### The task
Repeat all entries exactly.

### Exercise material
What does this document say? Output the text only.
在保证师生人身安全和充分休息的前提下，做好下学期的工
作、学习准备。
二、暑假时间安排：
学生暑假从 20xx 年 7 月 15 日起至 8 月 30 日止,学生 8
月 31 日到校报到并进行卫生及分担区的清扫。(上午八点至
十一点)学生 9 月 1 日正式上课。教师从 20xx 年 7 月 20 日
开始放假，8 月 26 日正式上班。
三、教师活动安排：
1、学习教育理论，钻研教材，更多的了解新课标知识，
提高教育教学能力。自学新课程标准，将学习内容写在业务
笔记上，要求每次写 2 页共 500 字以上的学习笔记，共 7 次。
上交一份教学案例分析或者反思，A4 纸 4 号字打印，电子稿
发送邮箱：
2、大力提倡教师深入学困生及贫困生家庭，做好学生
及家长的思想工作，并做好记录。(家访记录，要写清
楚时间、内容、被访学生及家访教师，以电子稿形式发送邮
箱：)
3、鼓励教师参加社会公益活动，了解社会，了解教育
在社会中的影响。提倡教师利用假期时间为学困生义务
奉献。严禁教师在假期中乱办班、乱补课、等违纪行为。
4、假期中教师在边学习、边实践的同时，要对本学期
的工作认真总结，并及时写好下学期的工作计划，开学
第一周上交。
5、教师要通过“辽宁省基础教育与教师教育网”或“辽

### Output below
What does this document say? Output the text only.
在保证师生人身安全和充分休息的前提下，做好下学期的工
作、学习准备。
二、暑假时间安排：
学生暑假从 20xx 年 7 月 15 日起至 8 月 30 日止,学生 8
月 31 日到校报到并进行卫生及分担区的清扫。(上午八点至
十一点)学生 9 月 1 日正式上课。教师从 20xx 年 7 月 20 日
开始放假，8 月 26 日正式上班。
三、教师活动安排：
1、学习教育理论，钻研教材，更多的了解新课标知识，
提高教育教学能力。自学新课程标准，将学习内容写在业务
笔记上，要求每次写 2 页共 500 字以上的学习笔记，共 7 次。
上交一份教学案例分析或者反思，A4 纸 4 号字打印，电子稿
发送邮箱：
2、大力提倡教师深入学困生及贫困生家庭，做好学生
及家长的思想工作，并做好记录。(家访记录，要写清
楚时间、内容、被访学生及家访教师，以电子稿形式发送邮
箱：)
3、鼓励教师参加社会公益活动，了解社会，了解教育
在社会中的影响。提倡教师利用假期时间为学困生义务
奉献。严禁教师在假期中乱办班、乱补课、等违纪行为。
4、假期中教师在边学习、边实践的同时，要对本学期
的工作认真总结，并及时写好下学期的工作计划，开学
第一周上交。
5、教师要通过“辽宁省基础教育与教师教育网”或“辽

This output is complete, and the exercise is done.